Exercise objective
Word for word, print each line of the listing below; pictures stay out.

Entries provided
____________

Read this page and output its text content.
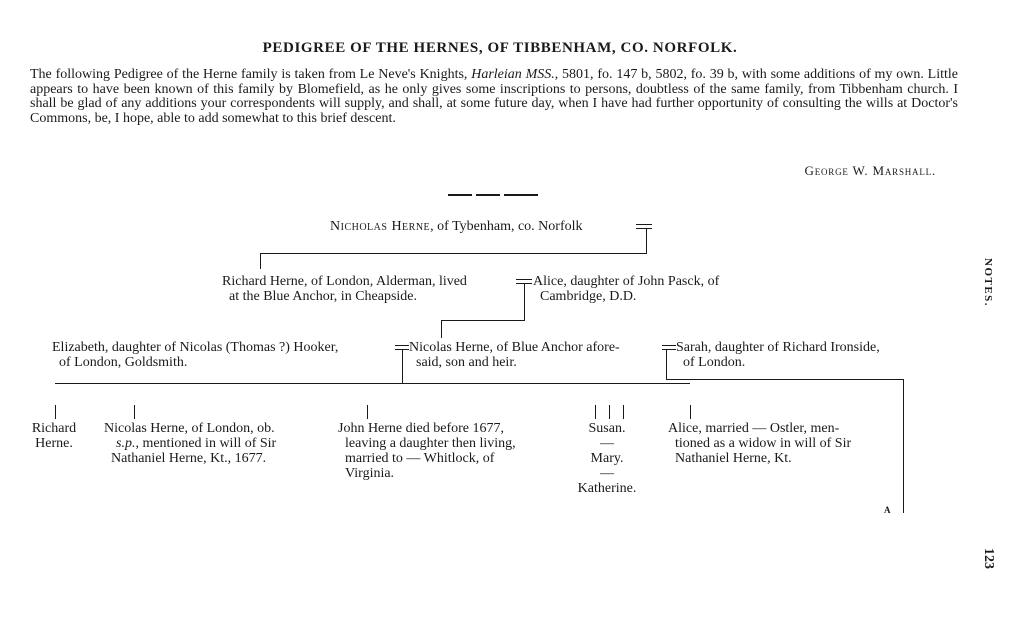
PEDIGREE OF THE HERNES, OF TIBBENHAM, CO. NORFOLK.
The following Pedigree of the Herne family is taken from Le Neve's Knights, Harleian MSS., 5801, fo. 147 b, 5802, fo. 39 b, with some additions of my own. Little appears to have been known of this family by Blomefield, as he only gives some inscriptions to persons, doubtless of the same family, from Tibbenham church. I shall be glad of any additions your correspondents will supply, and shall, at some future day, when I have had further opportunity of consulting the wills at Doctor's Commons, be, I hope, able to add somewhat to this brief descent.
George W. Marshall.
Nicholas Herne, of Tybenham, co. Norfolk
Richard Herne, of London, Alderman, lived
at the Blue Anchor, in Cheapside.
Alice, daughter of John Pasck, of
Cambridge, D.D.
Elizabeth, daughter of Nicolas (Thomas ?) Hooker,
of London, Goldsmith.
Nicolas Herne, of Blue Anchor afore-
said, son and heir.
Sarah, daughter of Richard Ironside,
of London.
Richard
Herne.
Nicolas Herne, of London, ob.
s.p., mentioned in will of Sir
Nathaniel Herne, Kt., 1677.
John Herne died before 1677,
leaving a daughter then living,
married to — Whitlock, of
Virginia.
Susan.
—
Mary.
—
Katherine.
Alice, married — Ostler, men-
tioned as a widow in will of Sir
Nathaniel Herne, Kt.
A
NOTES.
123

____________

Solution to the problem
Read this page and output its text content.
PEDIGREE OF THE HERNES, OF TIBBENHAM, CO. NORFOLK.
The following Pedigree of the Herne family is taken from Le Neve's Knights, Harleian MSS., 5801, fo. 147 b, 5802, fo. 39 b, with some additions of my own. Little appears to have been known of this family by Blomefield, as he only gives some inscriptions to persons, doubtless of the same family, from Tibbenham church. I shall be glad of any additions your correspondents will supply, and shall, at some future day, when I have had further opportunity of consulting the wills at Doctor's Commons, be, I hope, able to add somewhat to this brief descent.
George W. Marshall.
Nicholas Herne, of Tybenham, co. Norfolk
Richard Herne, of London, Alderman, lived
at the Blue Anchor, in Cheapside.
Alice, daughter of John Pasck, of
Cambridge, D.D.
Elizabeth, daughter of Nicolas (Thomas ?) Hooker,
of London, Goldsmith.
Nicolas Herne, of Blue Anchor afore-
said, son and heir.
Sarah, daughter of Richard Ironside,
of London.
Richard
Herne.
Nicolas Herne, of London, ob.
s.p., mentioned in will of Sir
Nathaniel Herne, Kt., 1677.
John Herne died before 1677,
leaving a daughter then living,
married to — Whitlock, of
Virginia.
Susan.
—
Mary.
—
Katherine.
Alice, married — Ostler, men-
tioned as a widow in will of Sir
Nathaniel Herne, Kt.
A
NOTES.
123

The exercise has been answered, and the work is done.